***** Record excerpts *****

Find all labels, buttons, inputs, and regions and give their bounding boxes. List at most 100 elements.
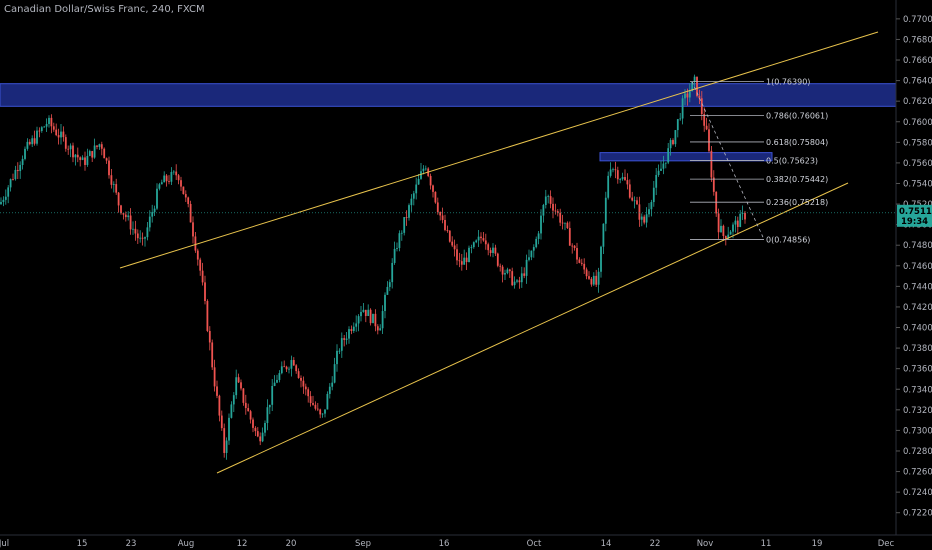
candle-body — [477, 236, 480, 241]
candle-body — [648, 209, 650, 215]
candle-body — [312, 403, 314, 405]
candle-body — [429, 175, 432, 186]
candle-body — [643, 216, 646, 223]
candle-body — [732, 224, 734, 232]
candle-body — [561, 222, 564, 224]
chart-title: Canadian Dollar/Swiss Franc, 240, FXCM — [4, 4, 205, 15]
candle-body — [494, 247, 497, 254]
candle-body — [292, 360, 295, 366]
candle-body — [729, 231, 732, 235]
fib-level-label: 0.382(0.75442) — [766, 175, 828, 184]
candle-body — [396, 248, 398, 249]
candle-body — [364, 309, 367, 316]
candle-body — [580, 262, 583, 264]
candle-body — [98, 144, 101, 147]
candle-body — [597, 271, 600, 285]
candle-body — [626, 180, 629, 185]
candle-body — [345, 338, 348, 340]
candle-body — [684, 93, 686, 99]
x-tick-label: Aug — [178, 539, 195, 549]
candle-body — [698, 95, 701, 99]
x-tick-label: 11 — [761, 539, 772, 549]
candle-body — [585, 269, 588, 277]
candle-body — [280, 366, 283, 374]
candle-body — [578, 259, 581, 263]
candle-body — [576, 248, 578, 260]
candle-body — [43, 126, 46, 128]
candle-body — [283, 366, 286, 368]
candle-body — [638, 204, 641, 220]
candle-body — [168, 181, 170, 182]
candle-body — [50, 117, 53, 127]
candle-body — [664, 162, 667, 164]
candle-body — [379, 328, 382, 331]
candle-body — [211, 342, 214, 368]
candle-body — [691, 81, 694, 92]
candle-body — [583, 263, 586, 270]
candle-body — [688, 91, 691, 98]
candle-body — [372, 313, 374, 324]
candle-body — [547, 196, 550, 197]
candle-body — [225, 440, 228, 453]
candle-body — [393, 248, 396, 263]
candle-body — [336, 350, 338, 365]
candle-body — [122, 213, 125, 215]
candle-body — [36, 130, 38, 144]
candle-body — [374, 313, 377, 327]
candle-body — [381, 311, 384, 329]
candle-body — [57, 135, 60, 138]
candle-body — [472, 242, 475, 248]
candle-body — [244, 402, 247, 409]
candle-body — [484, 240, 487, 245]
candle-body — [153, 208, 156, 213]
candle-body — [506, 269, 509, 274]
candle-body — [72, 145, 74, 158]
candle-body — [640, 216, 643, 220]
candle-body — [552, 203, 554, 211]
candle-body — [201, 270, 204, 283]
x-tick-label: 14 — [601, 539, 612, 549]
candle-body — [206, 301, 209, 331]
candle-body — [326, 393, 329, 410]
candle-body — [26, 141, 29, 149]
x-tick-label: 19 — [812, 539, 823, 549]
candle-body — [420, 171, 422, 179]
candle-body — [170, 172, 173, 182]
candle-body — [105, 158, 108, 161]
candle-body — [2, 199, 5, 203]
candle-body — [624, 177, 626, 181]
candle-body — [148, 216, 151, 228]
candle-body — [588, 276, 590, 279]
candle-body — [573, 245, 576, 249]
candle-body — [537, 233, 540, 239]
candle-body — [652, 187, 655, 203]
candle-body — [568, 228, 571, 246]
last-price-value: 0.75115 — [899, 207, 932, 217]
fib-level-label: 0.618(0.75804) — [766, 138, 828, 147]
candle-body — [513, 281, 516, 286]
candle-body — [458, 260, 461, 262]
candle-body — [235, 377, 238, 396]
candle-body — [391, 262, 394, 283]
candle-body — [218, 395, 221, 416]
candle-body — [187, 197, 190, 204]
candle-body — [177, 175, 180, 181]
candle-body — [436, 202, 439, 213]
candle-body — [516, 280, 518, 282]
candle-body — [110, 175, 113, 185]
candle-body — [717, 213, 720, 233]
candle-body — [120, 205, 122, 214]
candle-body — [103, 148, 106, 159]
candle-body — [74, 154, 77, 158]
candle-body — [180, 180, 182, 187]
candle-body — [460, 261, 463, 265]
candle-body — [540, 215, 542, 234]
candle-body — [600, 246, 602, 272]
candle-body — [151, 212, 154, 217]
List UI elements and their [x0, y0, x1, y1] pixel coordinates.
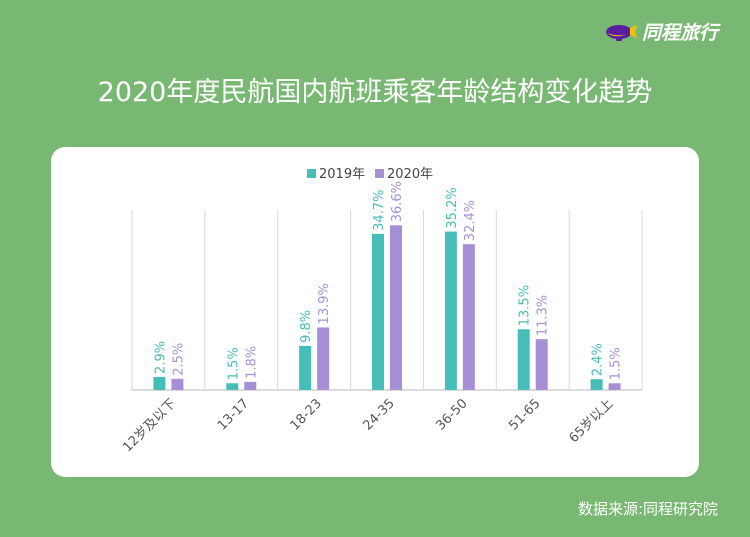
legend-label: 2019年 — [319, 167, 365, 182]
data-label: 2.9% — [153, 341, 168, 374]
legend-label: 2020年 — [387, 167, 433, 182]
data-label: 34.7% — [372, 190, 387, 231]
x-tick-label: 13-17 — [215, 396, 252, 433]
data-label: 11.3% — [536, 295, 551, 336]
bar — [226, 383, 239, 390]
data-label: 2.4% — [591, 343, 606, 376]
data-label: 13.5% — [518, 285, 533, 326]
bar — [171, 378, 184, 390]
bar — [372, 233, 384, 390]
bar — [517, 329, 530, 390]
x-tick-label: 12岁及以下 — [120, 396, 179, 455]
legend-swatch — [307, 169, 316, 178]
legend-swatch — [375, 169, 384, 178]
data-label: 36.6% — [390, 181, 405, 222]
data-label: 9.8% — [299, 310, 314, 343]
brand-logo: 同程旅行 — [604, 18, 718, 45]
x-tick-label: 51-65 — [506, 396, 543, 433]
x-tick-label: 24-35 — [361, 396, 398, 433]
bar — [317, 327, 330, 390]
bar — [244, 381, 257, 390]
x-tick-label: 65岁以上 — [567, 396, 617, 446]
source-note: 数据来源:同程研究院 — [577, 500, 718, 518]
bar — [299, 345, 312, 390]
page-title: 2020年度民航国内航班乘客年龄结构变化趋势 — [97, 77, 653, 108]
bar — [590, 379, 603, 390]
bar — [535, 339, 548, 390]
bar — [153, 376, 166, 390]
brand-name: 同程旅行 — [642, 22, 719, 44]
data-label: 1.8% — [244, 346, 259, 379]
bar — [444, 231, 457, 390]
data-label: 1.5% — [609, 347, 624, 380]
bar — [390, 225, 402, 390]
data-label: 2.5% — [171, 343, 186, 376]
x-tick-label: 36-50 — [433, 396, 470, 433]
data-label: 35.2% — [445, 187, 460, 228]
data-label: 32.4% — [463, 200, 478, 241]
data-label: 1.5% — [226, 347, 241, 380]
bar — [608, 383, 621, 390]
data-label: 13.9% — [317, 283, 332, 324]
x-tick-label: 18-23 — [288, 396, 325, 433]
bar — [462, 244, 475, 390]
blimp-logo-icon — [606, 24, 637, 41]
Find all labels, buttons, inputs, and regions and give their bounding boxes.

*****
***** Record excerpts *****

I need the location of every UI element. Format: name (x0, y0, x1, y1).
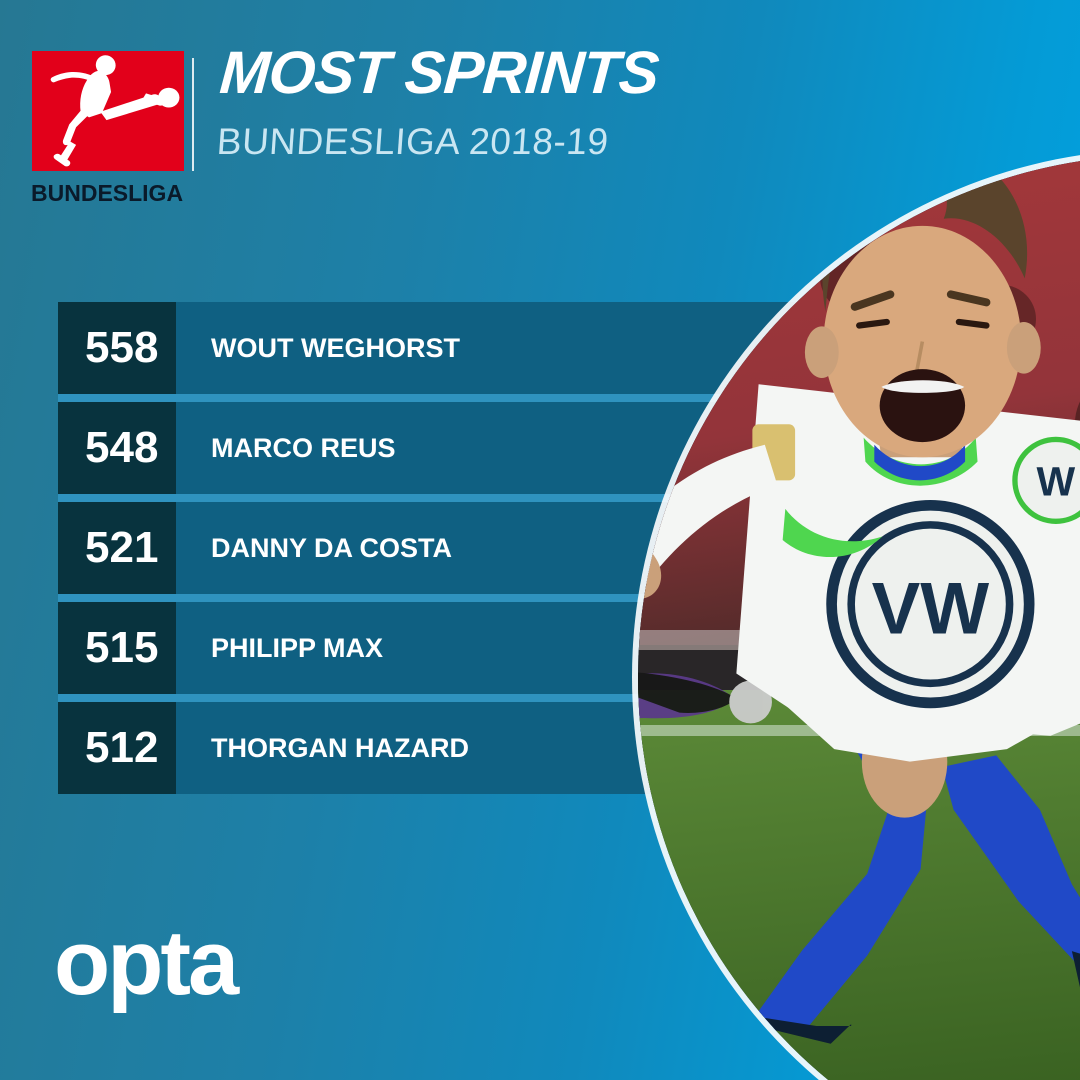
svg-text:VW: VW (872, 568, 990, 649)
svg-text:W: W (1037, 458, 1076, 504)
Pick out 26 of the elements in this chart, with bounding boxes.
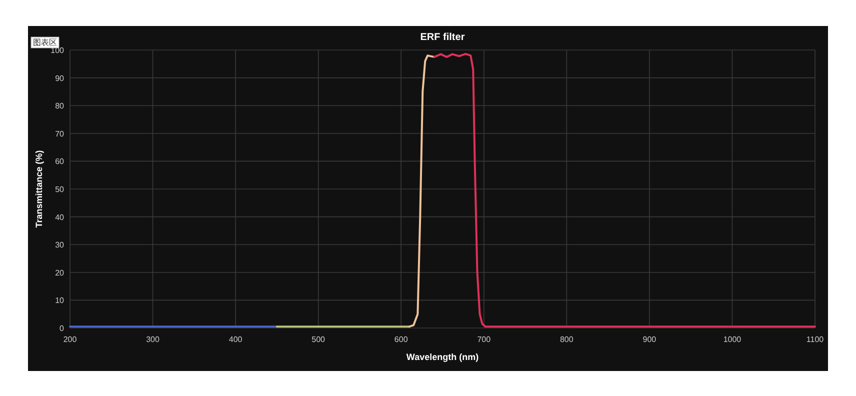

*****
***** Record excerpts *****

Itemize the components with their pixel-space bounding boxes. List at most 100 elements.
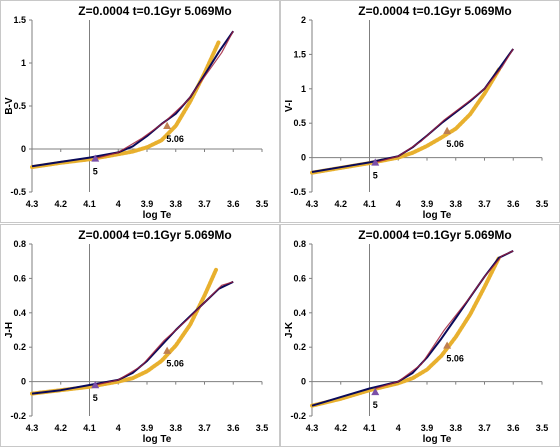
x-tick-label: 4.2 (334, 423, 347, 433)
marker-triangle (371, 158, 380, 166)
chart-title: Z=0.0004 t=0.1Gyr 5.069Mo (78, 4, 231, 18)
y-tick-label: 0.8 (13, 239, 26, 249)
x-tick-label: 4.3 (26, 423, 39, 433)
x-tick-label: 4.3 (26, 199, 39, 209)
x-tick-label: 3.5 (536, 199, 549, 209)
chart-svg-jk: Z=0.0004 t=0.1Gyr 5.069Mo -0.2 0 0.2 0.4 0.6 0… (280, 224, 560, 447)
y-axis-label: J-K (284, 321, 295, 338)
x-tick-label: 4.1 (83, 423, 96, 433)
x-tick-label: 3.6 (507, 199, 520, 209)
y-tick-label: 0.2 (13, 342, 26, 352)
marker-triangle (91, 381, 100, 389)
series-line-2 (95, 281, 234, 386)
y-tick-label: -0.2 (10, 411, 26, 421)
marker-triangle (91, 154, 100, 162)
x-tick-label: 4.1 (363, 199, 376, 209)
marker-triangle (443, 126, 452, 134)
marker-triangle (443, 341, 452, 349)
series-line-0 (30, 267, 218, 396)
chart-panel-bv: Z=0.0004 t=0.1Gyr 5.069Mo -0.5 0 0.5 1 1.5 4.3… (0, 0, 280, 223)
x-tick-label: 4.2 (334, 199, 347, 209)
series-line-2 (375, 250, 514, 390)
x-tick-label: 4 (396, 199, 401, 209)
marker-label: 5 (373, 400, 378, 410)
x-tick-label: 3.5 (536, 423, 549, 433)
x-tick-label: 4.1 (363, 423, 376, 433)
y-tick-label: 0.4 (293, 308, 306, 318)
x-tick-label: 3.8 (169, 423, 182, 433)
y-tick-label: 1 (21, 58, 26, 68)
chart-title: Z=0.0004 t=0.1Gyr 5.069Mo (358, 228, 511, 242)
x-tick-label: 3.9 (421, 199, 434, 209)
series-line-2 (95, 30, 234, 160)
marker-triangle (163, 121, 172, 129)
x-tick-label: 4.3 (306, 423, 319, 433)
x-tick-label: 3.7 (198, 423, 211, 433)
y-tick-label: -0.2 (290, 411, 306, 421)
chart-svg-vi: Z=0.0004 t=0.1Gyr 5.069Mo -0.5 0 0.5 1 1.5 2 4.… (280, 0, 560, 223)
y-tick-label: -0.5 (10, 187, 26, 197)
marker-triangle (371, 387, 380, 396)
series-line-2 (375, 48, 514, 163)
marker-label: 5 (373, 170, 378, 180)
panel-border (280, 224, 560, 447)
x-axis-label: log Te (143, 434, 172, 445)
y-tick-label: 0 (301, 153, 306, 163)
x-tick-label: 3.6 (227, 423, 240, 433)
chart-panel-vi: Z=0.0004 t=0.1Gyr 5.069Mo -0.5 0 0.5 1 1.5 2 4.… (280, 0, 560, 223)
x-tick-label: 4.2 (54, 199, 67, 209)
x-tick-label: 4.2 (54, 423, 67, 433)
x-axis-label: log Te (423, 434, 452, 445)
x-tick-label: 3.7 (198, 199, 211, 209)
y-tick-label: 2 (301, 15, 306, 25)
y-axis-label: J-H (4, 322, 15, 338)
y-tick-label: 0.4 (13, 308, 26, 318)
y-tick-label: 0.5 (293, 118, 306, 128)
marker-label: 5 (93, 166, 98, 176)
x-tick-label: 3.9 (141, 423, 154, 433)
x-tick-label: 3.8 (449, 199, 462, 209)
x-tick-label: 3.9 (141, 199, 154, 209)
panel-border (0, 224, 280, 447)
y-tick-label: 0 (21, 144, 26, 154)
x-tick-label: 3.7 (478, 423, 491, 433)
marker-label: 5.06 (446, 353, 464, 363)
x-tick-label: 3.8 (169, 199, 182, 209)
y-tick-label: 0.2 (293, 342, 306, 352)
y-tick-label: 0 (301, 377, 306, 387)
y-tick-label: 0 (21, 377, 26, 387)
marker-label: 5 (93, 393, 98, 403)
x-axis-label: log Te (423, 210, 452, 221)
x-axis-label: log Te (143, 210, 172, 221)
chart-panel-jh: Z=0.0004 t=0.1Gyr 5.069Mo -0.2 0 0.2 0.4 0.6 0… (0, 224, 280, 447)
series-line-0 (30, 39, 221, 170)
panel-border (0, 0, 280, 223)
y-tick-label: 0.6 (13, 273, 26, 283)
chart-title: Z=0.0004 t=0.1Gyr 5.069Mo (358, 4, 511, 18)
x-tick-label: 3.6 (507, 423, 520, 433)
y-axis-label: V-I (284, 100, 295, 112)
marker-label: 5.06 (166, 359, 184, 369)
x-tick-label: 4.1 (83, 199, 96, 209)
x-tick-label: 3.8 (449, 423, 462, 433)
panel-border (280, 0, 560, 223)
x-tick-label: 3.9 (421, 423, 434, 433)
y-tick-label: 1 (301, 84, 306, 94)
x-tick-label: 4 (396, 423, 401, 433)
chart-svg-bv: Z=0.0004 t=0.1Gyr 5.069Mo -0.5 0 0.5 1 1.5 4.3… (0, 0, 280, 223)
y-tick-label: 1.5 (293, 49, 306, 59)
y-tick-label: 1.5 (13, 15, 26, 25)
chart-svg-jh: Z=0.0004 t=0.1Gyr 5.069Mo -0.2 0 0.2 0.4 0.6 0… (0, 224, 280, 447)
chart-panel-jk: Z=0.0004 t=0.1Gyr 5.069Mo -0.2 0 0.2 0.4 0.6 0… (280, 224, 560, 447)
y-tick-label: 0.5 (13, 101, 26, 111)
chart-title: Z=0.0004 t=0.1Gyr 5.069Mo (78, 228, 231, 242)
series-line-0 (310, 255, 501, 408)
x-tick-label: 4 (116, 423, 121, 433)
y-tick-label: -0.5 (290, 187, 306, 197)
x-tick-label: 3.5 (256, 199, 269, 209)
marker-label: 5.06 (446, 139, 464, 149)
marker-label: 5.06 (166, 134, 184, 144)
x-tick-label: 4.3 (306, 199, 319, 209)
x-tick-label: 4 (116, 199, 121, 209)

*****

Starting with the line that contains "List UI elements" and going on through the line that contains "bar — [390, 225, 402, 390]", rewrite that portion of the data with "data-label" changed to "value-label" and everything else left intact. Omit the picture lines from the result.

> **Solution to this task**
List UI elements and their [x0, y0, x1, y1] pixel coordinates.
legend-label: 2019年 — [319, 167, 365, 182]
value-label: 2.9% — [153, 341, 168, 374]
legend-label: 2020年 — [387, 167, 433, 182]
value-label: 34.7% — [372, 190, 387, 231]
x-tick-label: 13-17 — [215, 396, 252, 433]
value-label: 11.3% — [536, 295, 551, 336]
bar — [226, 383, 239, 390]
value-label: 2.4% — [591, 343, 606, 376]
value-label: 13.5% — [518, 285, 533, 326]
bar — [171, 378, 184, 390]
bar — [372, 233, 384, 390]
bar — [517, 329, 530, 390]
x-tick-label: 12岁及以下 — [120, 396, 179, 455]
legend-swatch — [307, 169, 316, 178]
legend-swatch — [375, 169, 384, 178]
value-label: 36.6% — [390, 181, 405, 222]
value-label: 9.8% — [299, 310, 314, 343]
brand-logo: 同程旅行 — [604, 18, 718, 45]
x-tick-label: 51-65 — [506, 396, 543, 433]
x-tick-label: 24-35 — [361, 396, 398, 433]
bar — [317, 327, 330, 390]
bar — [244, 381, 257, 390]
x-tick-label: 65岁以上 — [567, 396, 617, 446]
source-note: 数据来源:同程研究院 — [577, 500, 718, 518]
bar — [299, 345, 312, 390]
page-title: 2020年度民航国内航班乘客年龄结构变化趋势 — [97, 77, 653, 108]
bar — [590, 379, 603, 390]
bar — [535, 339, 548, 390]
bar — [153, 376, 166, 390]
brand-name: 同程旅行 — [642, 22, 719, 44]
value-label: 1.8% — [244, 346, 259, 379]
bar — [444, 231, 457, 390]
value-label: 1.5% — [609, 347, 624, 380]
bar — [390, 225, 402, 390]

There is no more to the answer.